Opdracht >> Neem uit het verhaal over de vader woordelijk het stuk over dat opent met de woorden waarin "Nu, gisteren, maakten" staat en sluit met "elkaar moesten nemen.".

Leestekst >>
○ ○ ○
Memorial day 2009.

 

 
 
 
 
 
 
 

 

 

 

 

 

 

 

 

 

 

 

 

 

 

 

 

 

 

 

 

 

 

Het verhaal van mijn Vader.

(opgeschreven 14 jaar geleden)

 

Nu, na zoveel jaren verstreken tijd, sinds dat we zoveel te strijden hadden met elkaar, en nu; gisteren 24 februari 1995, is er veel veranderd. Hij is de man niet meer van toen, of beter gezegd; hij toont mij nu meer van zijn innerlijk, zijn ziel, zoals hij dat toen niet kon, of niet wilde laten zien.

 

Er is ‘nu’ zoveel tijd tussen ons om te spreken over de dingen waar we toen niet over konden of durfden praten, er geen tijd voor was, waar we niet toe in staat waren. Nu … is dat anders, we spreken met elkaar, of anders gezegd; hij verteld mij over zichzelf, wat 20 jaar geleden tot de onmogelijkheid behoorde.

 

Hij toont mij nu; hoe hij is en hoe hij toen was. In het begin, daar in zijn kamer, alleen, zonder zijn vrouw ‘mijn Moeder’ (Henriette Bernadine Kohlmann) spraken we over ons arbeidsverleden, onze passie, over ons “schildersambacht” toen hij als mijn baas mij vertelde naar welke klant ik gaan moest. Hij … mijn baas, ik zijn zoon, zijn knecht, in een werkverhouding waar we elkaar zo vaak en zo heftig zijn tegengekomen.

 

Nu, gisteren, maakten we een sprong in de tijd terug, hoe het hem gegaan was toen hij 60 jaar geleden, 22 jaar oud; en hoe het ging, hoe het was en wat hem overkomen was. Hoe hij ‘zijn vrouw’  ‘mijn Moeder’ leerde kennen en de wijze waarop hij haar ontmoette, op de straat of in de tuin van het huis waar zij werkte als dienstbode. Daar waar zij stonden te vrijen, en dat die mevrouw had gezegd dat dit echt niet kon! En dat ze in de keuken afscheid van elkaar moesten nemen.
○ ○ ○
[Positiegegevens van elementen]
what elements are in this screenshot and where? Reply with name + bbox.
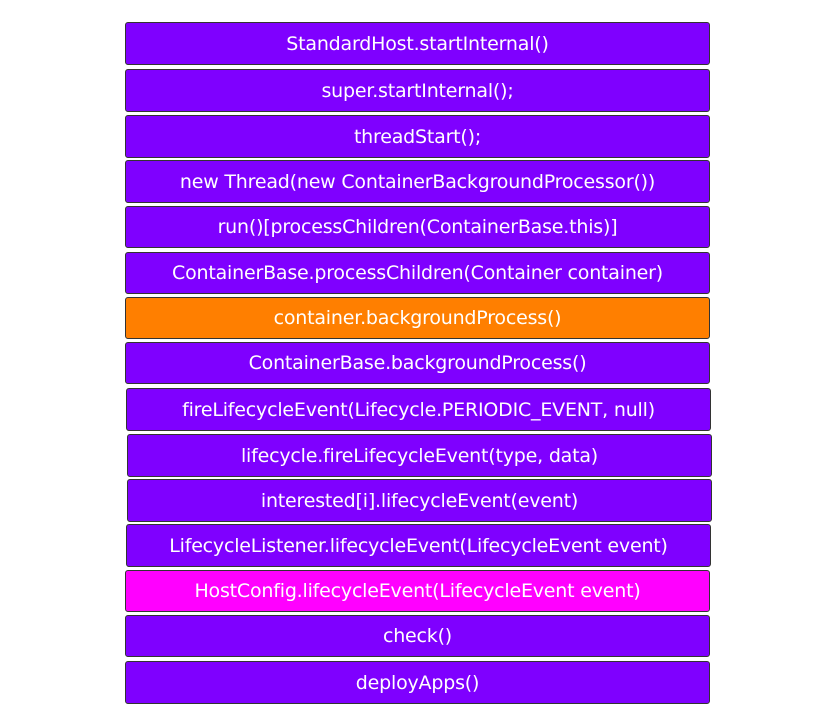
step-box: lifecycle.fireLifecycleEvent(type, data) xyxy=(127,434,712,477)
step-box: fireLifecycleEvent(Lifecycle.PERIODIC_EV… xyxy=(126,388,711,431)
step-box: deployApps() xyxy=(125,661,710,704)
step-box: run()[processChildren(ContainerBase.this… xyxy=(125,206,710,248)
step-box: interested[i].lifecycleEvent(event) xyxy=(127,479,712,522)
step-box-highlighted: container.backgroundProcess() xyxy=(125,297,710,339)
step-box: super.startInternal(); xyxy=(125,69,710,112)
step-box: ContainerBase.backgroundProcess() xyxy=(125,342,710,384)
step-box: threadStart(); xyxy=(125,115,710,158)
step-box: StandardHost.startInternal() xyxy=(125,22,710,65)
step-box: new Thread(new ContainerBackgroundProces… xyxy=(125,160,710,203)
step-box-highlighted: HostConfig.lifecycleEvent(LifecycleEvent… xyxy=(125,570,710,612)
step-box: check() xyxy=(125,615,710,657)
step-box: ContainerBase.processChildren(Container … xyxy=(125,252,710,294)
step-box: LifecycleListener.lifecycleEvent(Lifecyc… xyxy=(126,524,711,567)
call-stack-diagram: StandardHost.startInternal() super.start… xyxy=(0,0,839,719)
○ ○ ○
Oplossing >>
Nu, gisteren, maakten we een sprong in de tijd terug, hoe het hem gegaan was toen hij 60 jaar geleden, 22 jaar oud; en hoe het ging, hoe het was en wat hem overkomen was. Hoe hij ‘zijn vrouw’  ‘mijn Moeder’ leerde kennen en de wijze waarop hij haar ontmoette, op de straat of in de tuin van het huis waar zij werkte als dienstbode. Daar waar zij stonden te vrijen, en dat die mevrouw had gezegd dat dit echt niet kon! En dat ze in de keuken afscheid van elkaar moesten nemen.